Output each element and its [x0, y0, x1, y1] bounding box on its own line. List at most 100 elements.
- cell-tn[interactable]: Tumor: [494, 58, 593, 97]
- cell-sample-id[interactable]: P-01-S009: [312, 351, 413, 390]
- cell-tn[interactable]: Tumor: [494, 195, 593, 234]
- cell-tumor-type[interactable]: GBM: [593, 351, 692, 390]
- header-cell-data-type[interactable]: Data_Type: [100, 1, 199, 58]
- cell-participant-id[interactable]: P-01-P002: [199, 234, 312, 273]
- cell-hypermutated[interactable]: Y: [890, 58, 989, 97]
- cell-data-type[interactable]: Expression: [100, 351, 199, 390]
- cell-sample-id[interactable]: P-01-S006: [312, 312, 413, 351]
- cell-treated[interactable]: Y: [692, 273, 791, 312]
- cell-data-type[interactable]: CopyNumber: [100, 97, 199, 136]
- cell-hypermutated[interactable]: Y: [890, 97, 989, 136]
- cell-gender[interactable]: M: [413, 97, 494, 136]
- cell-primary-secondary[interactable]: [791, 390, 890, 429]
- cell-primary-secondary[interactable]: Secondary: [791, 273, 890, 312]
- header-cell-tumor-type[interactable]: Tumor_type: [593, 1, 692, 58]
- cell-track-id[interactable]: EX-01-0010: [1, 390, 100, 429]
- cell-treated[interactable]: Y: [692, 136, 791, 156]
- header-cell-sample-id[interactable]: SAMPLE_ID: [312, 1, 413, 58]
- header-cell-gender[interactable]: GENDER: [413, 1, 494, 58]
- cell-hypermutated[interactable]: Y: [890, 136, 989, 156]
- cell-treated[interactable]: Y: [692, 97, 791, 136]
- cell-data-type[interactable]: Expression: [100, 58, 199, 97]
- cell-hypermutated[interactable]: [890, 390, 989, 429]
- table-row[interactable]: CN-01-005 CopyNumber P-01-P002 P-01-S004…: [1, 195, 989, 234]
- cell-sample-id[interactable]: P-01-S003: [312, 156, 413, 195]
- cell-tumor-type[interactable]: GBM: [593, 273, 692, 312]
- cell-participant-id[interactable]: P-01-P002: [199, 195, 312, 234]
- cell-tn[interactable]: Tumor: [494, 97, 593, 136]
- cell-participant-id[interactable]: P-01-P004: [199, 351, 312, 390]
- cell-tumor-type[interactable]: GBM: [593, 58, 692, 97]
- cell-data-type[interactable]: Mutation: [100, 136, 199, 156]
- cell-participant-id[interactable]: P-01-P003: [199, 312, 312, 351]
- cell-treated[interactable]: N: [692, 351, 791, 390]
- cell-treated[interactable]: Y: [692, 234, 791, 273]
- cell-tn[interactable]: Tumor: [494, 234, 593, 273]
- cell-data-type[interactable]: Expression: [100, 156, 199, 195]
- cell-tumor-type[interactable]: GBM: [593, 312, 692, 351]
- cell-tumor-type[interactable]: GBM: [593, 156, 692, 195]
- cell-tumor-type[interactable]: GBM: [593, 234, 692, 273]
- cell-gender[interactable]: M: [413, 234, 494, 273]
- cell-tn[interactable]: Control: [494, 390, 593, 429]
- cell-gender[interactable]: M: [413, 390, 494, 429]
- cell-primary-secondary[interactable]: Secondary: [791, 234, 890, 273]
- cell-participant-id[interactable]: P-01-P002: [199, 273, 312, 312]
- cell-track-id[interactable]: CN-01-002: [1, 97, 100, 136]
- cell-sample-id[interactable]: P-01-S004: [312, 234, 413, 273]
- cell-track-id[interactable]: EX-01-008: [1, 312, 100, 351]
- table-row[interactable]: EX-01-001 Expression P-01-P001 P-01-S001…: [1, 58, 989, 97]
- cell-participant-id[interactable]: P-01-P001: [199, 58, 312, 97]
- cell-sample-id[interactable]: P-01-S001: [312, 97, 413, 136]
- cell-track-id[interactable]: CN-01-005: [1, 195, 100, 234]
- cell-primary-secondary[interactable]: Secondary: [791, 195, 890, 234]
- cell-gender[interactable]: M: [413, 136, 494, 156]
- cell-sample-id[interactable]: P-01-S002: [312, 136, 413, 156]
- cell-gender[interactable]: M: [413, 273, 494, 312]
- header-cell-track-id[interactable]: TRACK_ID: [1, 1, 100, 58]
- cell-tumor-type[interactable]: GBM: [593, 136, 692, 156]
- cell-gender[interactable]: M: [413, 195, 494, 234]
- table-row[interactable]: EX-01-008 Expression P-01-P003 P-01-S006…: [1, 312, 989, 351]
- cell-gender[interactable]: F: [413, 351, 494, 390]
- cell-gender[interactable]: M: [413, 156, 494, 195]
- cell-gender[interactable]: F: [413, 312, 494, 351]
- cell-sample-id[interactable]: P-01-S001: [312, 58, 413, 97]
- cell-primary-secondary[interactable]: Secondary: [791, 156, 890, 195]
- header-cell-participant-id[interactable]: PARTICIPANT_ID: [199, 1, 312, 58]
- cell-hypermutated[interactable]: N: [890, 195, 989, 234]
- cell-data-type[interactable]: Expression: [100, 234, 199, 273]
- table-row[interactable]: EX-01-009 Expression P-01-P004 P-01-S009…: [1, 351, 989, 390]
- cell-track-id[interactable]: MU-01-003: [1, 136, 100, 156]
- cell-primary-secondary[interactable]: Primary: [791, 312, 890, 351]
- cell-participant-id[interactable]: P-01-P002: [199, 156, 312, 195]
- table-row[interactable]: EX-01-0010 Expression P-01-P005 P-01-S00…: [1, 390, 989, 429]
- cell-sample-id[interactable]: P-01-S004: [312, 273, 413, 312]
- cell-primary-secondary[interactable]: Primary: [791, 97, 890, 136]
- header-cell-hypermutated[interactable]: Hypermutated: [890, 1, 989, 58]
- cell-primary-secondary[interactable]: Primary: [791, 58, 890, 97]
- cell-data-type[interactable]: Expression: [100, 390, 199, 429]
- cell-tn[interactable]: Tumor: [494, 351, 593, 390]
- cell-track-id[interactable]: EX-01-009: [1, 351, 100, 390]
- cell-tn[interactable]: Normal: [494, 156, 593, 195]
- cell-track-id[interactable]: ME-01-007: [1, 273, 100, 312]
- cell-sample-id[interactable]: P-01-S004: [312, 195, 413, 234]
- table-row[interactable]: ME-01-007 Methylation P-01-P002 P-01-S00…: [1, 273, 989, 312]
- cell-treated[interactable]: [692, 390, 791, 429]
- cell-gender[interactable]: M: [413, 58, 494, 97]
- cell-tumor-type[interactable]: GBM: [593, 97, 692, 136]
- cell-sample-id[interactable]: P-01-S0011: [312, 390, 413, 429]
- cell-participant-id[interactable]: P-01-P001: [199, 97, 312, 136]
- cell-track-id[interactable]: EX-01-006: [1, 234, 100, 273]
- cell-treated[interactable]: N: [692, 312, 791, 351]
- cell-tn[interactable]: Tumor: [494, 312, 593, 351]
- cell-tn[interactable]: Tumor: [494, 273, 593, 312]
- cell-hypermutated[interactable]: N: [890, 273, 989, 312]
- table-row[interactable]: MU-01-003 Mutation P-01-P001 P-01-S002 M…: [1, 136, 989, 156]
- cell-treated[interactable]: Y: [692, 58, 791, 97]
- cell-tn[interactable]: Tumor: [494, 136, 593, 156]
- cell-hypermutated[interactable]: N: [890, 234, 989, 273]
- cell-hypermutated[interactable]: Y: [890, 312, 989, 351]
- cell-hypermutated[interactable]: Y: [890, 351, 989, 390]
----------
● Assignment: Scan the data above for the word "gender" and report every line where it is found.

● Exercise output:
- cell-gender[interactable]: M: [413, 97, 494, 136]
- header-cell-gender[interactable]: GENDER: [413, 1, 494, 58]
- cell-gender[interactable]: M: [413, 234, 494, 273]
- cell-gender[interactable]: M: [413, 390, 494, 429]
- cell-gender[interactable]: M: [413, 136, 494, 156]
- cell-gender[interactable]: M: [413, 273, 494, 312]
- cell-gender[interactable]: M: [413, 195, 494, 234]
- cell-gender[interactable]: F: [413, 351, 494, 390]
- cell-gender[interactable]: M: [413, 156, 494, 195]
- cell-gender[interactable]: F: [413, 312, 494, 351]
- cell-gender[interactable]: M: [413, 58, 494, 97]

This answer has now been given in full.